● EXERCISE BRIEF
Print out the material that follows word for word.

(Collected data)
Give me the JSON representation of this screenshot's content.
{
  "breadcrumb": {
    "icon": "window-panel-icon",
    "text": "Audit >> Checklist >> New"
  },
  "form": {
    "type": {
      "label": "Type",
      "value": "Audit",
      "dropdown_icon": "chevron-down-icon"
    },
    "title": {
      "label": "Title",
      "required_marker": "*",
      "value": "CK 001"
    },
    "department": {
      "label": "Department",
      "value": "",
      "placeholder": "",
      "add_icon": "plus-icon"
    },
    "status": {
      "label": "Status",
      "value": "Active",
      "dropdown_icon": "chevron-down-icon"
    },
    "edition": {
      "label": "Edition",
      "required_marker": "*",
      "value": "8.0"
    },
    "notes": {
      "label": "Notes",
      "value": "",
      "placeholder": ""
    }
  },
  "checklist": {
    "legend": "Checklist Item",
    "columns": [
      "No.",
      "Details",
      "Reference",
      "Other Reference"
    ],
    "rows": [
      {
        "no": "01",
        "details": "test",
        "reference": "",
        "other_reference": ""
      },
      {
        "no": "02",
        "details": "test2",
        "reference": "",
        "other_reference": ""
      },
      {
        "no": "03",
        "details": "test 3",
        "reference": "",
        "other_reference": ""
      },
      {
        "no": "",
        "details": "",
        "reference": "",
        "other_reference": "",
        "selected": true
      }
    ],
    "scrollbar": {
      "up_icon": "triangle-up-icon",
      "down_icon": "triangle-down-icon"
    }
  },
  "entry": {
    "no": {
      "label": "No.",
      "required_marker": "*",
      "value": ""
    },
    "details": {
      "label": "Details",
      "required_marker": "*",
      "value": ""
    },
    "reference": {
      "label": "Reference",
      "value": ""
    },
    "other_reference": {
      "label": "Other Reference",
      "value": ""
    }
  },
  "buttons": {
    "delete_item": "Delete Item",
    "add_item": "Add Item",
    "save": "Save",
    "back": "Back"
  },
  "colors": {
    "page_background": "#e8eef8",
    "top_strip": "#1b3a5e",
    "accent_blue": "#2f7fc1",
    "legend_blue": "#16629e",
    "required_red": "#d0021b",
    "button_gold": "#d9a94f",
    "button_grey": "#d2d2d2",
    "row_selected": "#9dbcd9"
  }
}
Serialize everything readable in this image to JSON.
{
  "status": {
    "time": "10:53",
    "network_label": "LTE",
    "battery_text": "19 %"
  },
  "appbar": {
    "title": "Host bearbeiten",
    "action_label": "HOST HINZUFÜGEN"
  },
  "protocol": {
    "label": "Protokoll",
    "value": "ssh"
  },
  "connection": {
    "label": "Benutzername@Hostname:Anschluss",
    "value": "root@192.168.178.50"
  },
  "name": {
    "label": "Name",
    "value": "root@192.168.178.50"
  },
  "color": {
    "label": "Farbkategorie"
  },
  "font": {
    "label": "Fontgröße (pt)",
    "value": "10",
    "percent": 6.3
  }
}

● CORRECT RESULT
Give me the JSON representation of this screenshot's content.
{
  "breadcrumb": {
    "icon": "window-panel-icon",
    "text": "Audit >> Checklist >> New"
  },
  "form": {
    "type": {
      "label": "Type",
      "value": "Audit",
      "dropdown_icon": "chevron-down-icon"
    },
    "title": {
      "label": "Title",
      "required_marker": "*",
      "value": "CK 001"
    },
    "department": {
      "label": "Department",
      "value": "",
      "placeholder": "",
      "add_icon": "plus-icon"
    },
    "status": {
      "label": "Status",
      "value": "Active",
      "dropdown_icon": "chevron-down-icon"
    },
    "edition": {
      "label": "Edition",
      "required_marker": "*",
      "value": "8.0"
    },
    "notes": {
      "label": "Notes",
      "value": "",
      "placeholder": ""
    }
  },
  "checklist": {
    "legend": "Checklist Item",
    "columns": [
      "No.",
      "Details",
      "Reference",
      "Other Reference"
    ],
    "rows": [
      {
        "no": "01",
        "details": "test",
        "reference": "",
        "other_reference": ""
      },
      {
        "no": "02",
        "details": "test2",
        "reference": "",
        "other_reference": ""
      },
      {
        "no": "03",
        "details": "test 3",
        "reference": "",
        "other_reference": ""
      },
      {
        "no": "",
        "details": "",
        "reference": "",
        "other_reference": "",
        "selected": true
      }
    ],
    "scrollbar": {
      "up_icon": "triangle-up-icon",
      "down_icon": "triangle-down-icon"
    }
  },
  "entry": {
    "no": {
      "label": "No.",
      "required_marker": "*",
      "value": ""
    },
    "details": {
      "label": "Details",
      "required_marker": "*",
      "value": ""
    },
    "reference": {
      "label": "Reference",
      "value": ""
    },
    "other_reference": {
      "label": "Other Reference",
      "value": ""
    }
  },
  "buttons": {
    "delete_item": "Delete Item",
    "add_item": "Add Item",
    "save": "Save",
    "back": "Back"
  },
  "colors": {
    "page_background": "#e8eef8",
    "top_strip": "#1b3a5e",
    "accent_blue": "#2f7fc1",
    "legend_blue": "#16629e",
    "required_red": "#d0021b",
    "button_gold": "#d9a94f",
    "button_grey": "#d2d2d2",
    "row_selected": "#9dbcd9"
  }
}
Serialize everything readable in this image to JSON.
{
  "status": {
    "time": "10:53",
    "network_label": "LTE",
    "battery_text": "19 %"
  },
  "appbar": {
    "title": "Host bearbeiten",
    "action_label": "HOST HINZUFÜGEN"
  },
  "protocol": {
    "label": "Protokoll",
    "value": "ssh"
  },
  "connection": {
    "label": "Benutzername@Hostname:Anschluss",
    "value": "root@192.168.178.50"
  },
  "name": {
    "label": "Name",
    "value": "root@192.168.178.50"
  },
  "color": {
    "label": "Farbkategorie"
  },
  "font": {
    "label": "Fontgröße (pt)",
    "value": "10",
    "percent": 6.3
  }
}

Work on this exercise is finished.